▶ [ÉNONCÉ] Modifie les lignes en commençant par celle qui contient « chart-b-title: Attention Mechanism » et en terminant par celle qui contient « x-tick-label-a: 22 — [1107, 854, 1137, 887] » : remplace « time dimensions » par « time steps » et recopie tout le reste sans changement.
○ ○ ○ ○
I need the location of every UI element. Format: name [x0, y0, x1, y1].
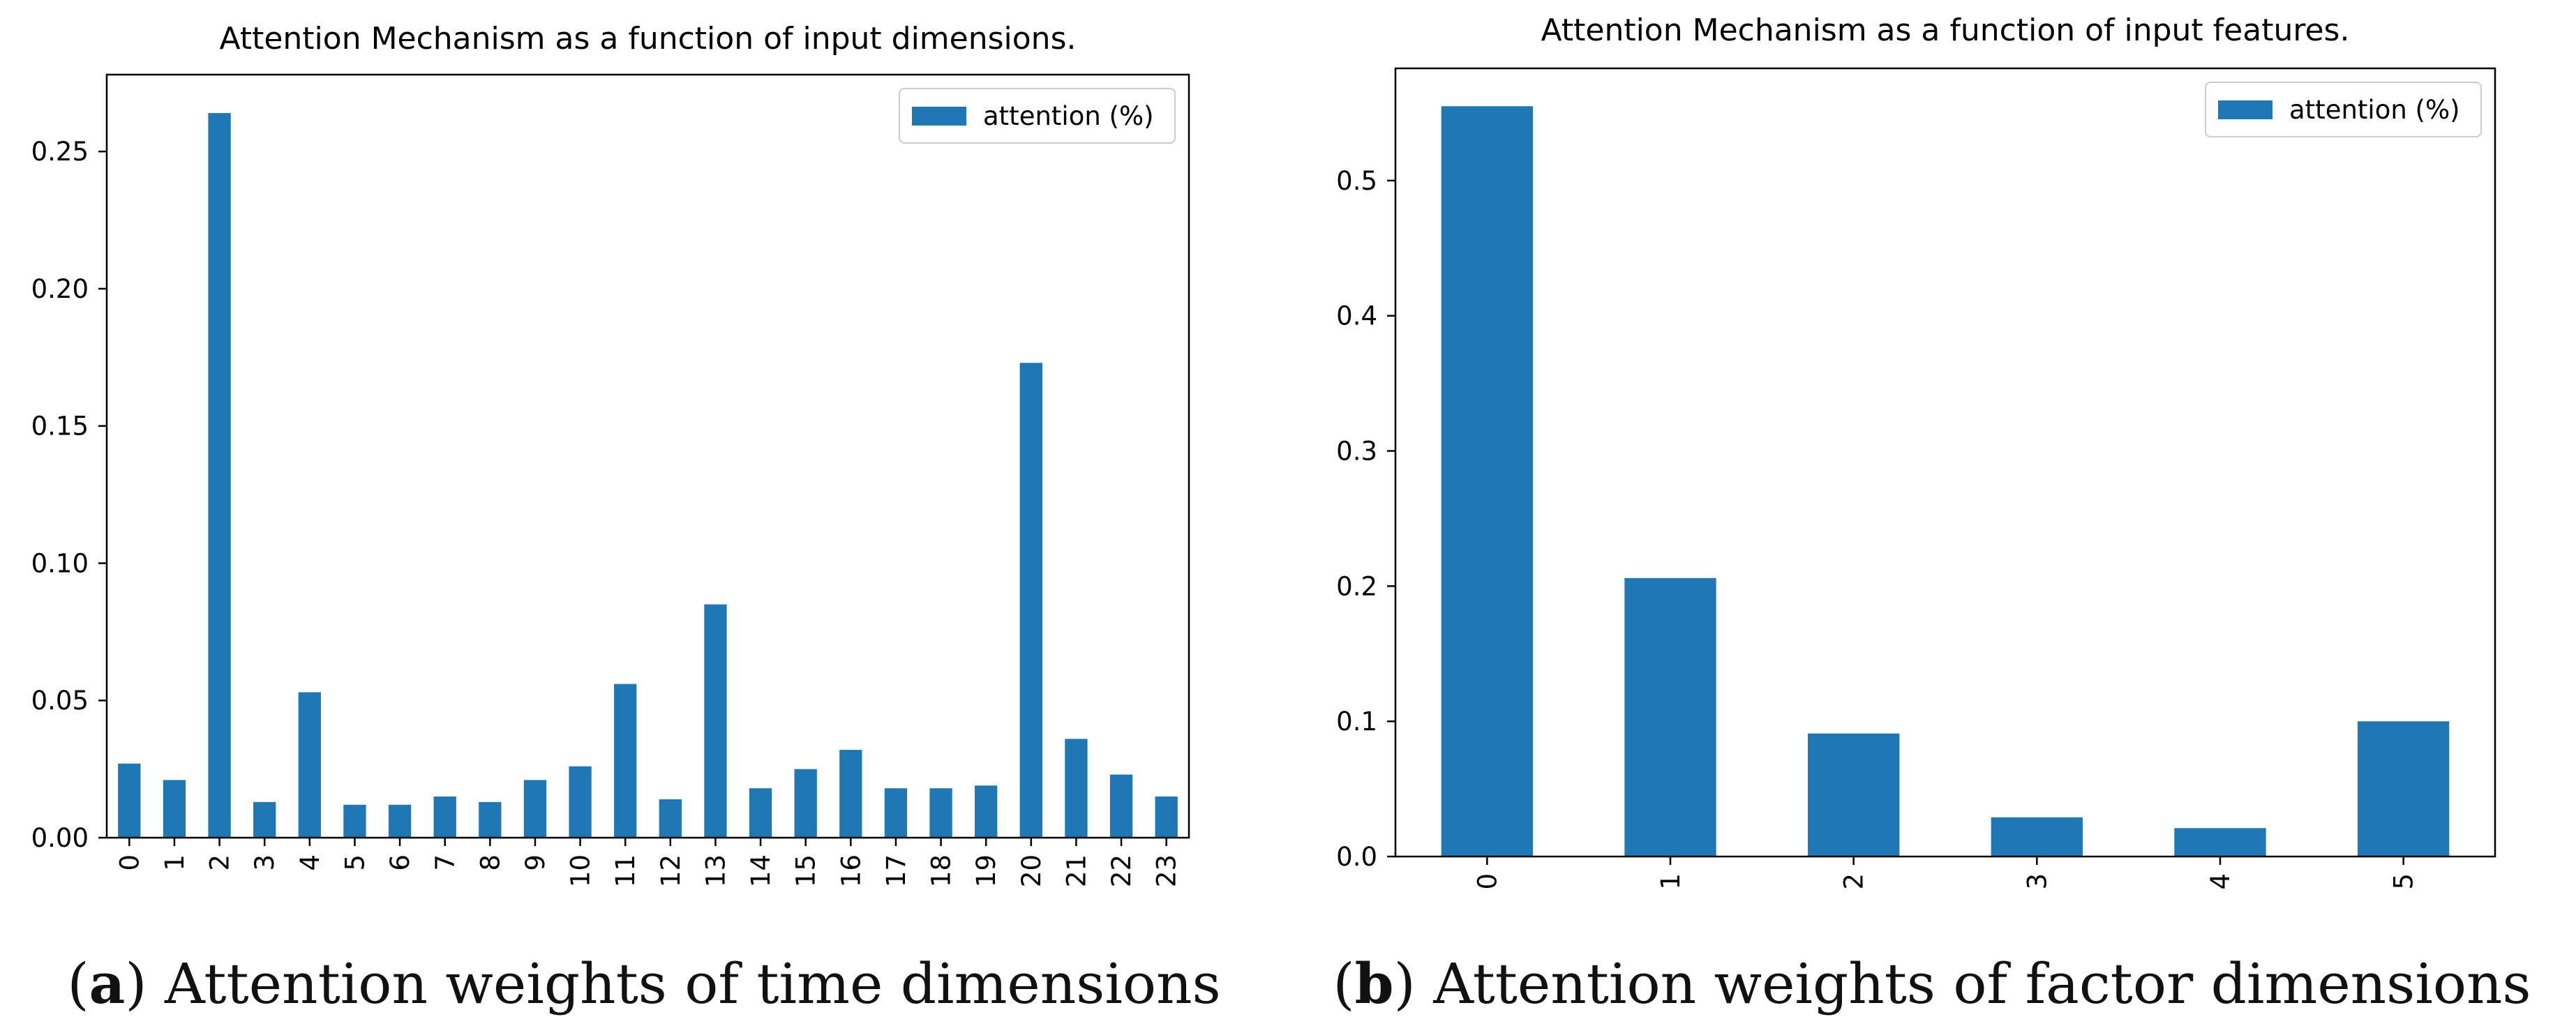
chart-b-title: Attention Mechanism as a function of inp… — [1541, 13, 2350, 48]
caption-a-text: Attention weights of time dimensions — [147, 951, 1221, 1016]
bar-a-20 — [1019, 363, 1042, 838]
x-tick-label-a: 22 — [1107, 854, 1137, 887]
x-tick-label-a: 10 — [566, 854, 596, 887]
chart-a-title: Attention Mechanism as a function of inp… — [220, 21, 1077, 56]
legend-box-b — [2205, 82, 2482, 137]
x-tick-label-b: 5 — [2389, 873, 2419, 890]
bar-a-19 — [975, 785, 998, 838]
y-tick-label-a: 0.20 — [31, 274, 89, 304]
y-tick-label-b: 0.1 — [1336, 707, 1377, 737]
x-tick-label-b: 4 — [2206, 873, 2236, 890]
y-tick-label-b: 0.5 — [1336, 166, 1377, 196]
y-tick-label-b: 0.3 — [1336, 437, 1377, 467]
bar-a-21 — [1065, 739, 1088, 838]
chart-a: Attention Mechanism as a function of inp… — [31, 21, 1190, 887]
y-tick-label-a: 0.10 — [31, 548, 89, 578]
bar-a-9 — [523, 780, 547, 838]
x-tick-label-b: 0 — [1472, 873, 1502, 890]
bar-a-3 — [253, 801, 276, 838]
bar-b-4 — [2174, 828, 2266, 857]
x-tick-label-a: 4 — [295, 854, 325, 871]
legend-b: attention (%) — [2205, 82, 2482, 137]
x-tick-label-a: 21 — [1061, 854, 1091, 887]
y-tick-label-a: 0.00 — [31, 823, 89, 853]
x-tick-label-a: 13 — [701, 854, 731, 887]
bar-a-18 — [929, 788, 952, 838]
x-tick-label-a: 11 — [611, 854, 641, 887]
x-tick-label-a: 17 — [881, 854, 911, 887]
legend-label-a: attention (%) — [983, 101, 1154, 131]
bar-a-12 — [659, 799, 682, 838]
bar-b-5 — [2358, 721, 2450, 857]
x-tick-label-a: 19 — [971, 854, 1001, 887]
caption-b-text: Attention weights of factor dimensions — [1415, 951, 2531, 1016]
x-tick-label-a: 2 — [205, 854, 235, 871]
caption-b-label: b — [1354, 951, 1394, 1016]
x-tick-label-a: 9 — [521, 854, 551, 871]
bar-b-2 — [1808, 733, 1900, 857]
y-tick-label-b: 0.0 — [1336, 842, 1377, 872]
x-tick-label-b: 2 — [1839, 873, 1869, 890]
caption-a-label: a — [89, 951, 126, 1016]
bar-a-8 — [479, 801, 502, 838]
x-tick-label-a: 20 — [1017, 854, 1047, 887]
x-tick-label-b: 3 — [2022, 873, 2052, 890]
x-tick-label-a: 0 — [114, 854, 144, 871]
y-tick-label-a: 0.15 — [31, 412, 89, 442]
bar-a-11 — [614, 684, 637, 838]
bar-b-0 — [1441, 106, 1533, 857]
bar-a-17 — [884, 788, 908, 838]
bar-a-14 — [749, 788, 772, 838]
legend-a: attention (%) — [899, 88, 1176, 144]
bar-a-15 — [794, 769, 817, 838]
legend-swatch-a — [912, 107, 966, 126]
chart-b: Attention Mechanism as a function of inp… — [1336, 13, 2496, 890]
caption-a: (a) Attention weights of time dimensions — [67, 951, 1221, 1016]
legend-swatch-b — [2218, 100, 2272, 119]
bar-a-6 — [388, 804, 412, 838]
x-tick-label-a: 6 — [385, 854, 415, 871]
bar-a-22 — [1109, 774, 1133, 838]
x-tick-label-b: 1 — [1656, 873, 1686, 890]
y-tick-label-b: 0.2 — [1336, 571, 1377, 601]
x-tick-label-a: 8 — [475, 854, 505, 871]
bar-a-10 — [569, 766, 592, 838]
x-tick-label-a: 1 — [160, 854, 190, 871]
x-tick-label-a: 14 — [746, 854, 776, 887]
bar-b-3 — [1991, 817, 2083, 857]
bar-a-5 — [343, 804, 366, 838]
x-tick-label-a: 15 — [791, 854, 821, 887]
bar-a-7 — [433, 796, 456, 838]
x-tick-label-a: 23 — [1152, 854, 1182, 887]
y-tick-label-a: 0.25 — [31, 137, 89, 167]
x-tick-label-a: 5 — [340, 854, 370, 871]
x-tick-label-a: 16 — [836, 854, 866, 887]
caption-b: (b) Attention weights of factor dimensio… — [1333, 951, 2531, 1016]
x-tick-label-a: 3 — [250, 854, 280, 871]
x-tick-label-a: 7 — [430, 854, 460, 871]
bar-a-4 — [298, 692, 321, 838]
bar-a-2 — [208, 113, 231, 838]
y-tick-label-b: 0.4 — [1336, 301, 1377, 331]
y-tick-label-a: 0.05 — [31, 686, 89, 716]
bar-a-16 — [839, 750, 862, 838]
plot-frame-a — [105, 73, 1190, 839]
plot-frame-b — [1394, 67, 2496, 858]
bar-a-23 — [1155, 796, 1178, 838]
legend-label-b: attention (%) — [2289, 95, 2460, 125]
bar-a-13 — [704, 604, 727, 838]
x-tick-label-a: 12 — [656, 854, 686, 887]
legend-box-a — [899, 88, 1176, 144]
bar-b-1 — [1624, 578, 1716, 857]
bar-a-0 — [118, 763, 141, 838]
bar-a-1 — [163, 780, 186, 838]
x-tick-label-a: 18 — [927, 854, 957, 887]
○ ○ ○ ○
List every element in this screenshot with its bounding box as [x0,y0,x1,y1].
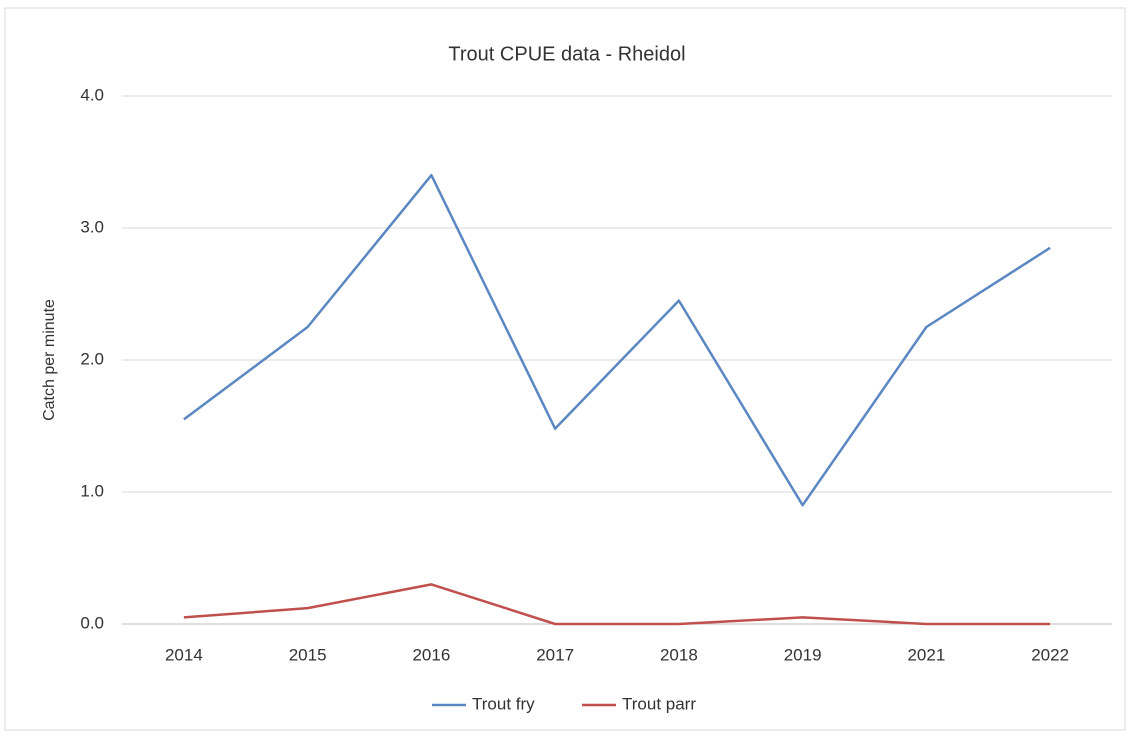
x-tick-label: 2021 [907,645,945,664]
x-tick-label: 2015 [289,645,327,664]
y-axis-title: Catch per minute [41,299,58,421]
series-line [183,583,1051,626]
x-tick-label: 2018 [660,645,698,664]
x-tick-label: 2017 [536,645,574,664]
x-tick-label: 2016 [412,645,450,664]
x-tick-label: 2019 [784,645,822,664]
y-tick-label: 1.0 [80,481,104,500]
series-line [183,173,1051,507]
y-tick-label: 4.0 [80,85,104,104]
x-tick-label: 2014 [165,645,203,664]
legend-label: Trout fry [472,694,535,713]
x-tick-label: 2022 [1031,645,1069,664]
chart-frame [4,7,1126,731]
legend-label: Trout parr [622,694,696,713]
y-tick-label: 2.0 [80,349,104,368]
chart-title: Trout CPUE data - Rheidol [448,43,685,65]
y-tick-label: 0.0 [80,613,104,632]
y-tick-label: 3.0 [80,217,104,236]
○ ○ ○ ○
▶ [RÉPONSE COMPLÈTE]
chart-b-title: Attention Mechanism as a function of inp… — [1541, 13, 2350, 48]
caption-a-text: Attention weights of time steps — [147, 951, 1221, 1016]
bar-a-20 — [1019, 363, 1042, 838]
x-tick-label-a: 22 — [1107, 854, 1137, 887]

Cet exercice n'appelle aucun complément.